§ **Supplied entries**
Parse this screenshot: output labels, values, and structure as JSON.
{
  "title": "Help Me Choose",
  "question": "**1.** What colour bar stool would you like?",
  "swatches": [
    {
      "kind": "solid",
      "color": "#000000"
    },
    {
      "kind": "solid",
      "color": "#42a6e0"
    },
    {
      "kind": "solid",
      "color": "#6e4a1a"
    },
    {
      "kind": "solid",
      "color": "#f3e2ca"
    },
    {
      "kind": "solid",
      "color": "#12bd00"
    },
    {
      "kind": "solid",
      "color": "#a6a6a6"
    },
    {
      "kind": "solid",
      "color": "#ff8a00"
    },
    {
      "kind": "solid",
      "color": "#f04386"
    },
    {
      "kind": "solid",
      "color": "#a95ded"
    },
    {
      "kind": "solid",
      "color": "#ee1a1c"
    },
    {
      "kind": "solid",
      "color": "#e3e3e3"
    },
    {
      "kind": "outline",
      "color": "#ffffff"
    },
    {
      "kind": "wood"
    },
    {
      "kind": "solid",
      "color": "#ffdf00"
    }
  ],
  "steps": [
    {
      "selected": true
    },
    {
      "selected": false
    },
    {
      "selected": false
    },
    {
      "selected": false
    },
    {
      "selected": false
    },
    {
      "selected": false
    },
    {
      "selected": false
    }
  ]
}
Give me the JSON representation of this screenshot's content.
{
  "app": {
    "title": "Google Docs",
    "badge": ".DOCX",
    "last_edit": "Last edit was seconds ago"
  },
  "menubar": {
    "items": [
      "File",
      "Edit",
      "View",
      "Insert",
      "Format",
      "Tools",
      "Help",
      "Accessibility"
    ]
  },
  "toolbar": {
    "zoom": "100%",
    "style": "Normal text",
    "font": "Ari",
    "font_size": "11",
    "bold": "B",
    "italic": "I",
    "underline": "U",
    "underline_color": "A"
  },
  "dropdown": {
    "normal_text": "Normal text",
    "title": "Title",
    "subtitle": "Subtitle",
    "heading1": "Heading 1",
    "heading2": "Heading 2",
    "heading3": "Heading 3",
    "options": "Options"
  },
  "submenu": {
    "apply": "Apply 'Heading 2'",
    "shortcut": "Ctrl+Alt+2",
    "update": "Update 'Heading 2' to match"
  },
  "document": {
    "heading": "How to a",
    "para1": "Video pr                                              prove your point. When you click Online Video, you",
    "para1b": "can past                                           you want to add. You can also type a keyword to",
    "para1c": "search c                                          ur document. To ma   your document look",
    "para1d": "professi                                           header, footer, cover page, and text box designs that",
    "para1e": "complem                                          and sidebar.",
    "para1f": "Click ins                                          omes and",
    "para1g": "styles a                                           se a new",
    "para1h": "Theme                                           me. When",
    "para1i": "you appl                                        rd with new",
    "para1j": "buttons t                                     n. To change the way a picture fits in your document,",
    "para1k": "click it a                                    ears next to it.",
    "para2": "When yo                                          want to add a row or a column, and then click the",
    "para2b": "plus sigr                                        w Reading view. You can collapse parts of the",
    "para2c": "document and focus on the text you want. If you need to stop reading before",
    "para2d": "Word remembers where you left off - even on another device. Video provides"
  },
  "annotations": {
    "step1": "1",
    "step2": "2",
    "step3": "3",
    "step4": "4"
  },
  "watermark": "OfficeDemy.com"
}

§ **Requirement**
Copy the material above, line for line.

§ **Response to the task**
Parse this screenshot: output labels, values, and structure as JSON.
{
  "title": "Help Me Choose",
  "question": "**1.** What colour bar stool would you like?",
  "swatches": [
    {
      "kind": "solid",
      "color": "#000000"
    },
    {
      "kind": "solid",
      "color": "#42a6e0"
    },
    {
      "kind": "solid",
      "color": "#6e4a1a"
    },
    {
      "kind": "solid",
      "color": "#f3e2ca"
    },
    {
      "kind": "solid",
      "color": "#12bd00"
    },
    {
      "kind": "solid",
      "color": "#a6a6a6"
    },
    {
      "kind": "solid",
      "color": "#ff8a00"
    },
    {
      "kind": "solid",
      "color": "#f04386"
    },
    {
      "kind": "solid",
      "color": "#a95ded"
    },
    {
      "kind": "solid",
      "color": "#ee1a1c"
    },
    {
      "kind": "solid",
      "color": "#e3e3e3"
    },
    {
      "kind": "outline",
      "color": "#ffffff"
    },
    {
      "kind": "wood"
    },
    {
      "kind": "solid",
      "color": "#ffdf00"
    }
  ],
  "steps": [
    {
      "selected": true
    },
    {
      "selected": false
    },
    {
      "selected": false
    },
    {
      "selected": false
    },
    {
      "selected": false
    },
    {
      "selected": false
    },
    {
      "selected": false
    }
  ]
}
Give me the JSON representation of this screenshot's content.
{
  "app": {
    "title": "Google Docs",
    "badge": ".DOCX",
    "last_edit": "Last edit was seconds ago"
  },
  "menubar": {
    "items": [
      "File",
      "Edit",
      "View",
      "Insert",
      "Format",
      "Tools",
      "Help",
      "Accessibility"
    ]
  },
  "toolbar": {
    "zoom": "100%",
    "style": "Normal text",
    "font": "Ari",
    "font_size": "11",
    "bold": "B",
    "italic": "I",
    "underline": "U",
    "underline_color": "A"
  },
  "dropdown": {
    "normal_text": "Normal text",
    "title": "Title",
    "subtitle": "Subtitle",
    "heading1": "Heading 1",
    "heading2": "Heading 2",
    "heading3": "Heading 3",
    "options": "Options"
  },
  "submenu": {
    "apply": "Apply 'Heading 2'",
    "shortcut": "Ctrl+Alt+2",
    "update": "Update 'Heading 2' to match"
  },
  "document": {
    "heading": "How to a",
    "para1": "Video pr                                              prove your point. When you click Online Video, you",
    "para1b": "can past                                           you want to add. You can also type a keyword to",
    "para1c": "search c                                          ur document. To ma   your document look",
    "para1d": "professi                                           header, footer, cover page, and text box designs that",
    "para1e": "complem                                          and sidebar.",
    "para1f": "Click ins                                          omes and",
    "para1g": "styles a                                           se a new",
    "para1h": "Theme                                           me. When",
    "para1i": "you appl                                        rd with new",
    "para1j": "buttons t                                     n. To change the way a picture fits in your document,",
    "para1k": "click it a                                    ears next to it.",
    "para2": "When yo                                          want to add a row or a column, and then click the",
    "para2b": "plus sigr                                        w Reading view. You can collapse parts of the",
    "para2c": "document and focus on the text you want. If you need to stop reading before",
    "para2d": "Word remembers where you left off - even on another device. Video provides"
  },
  "annotations": {
    "step1": "1",
    "step2": "2",
    "step3": "3",
    "step4": "4"
  },
  "watermark": "OfficeDemy.com"
}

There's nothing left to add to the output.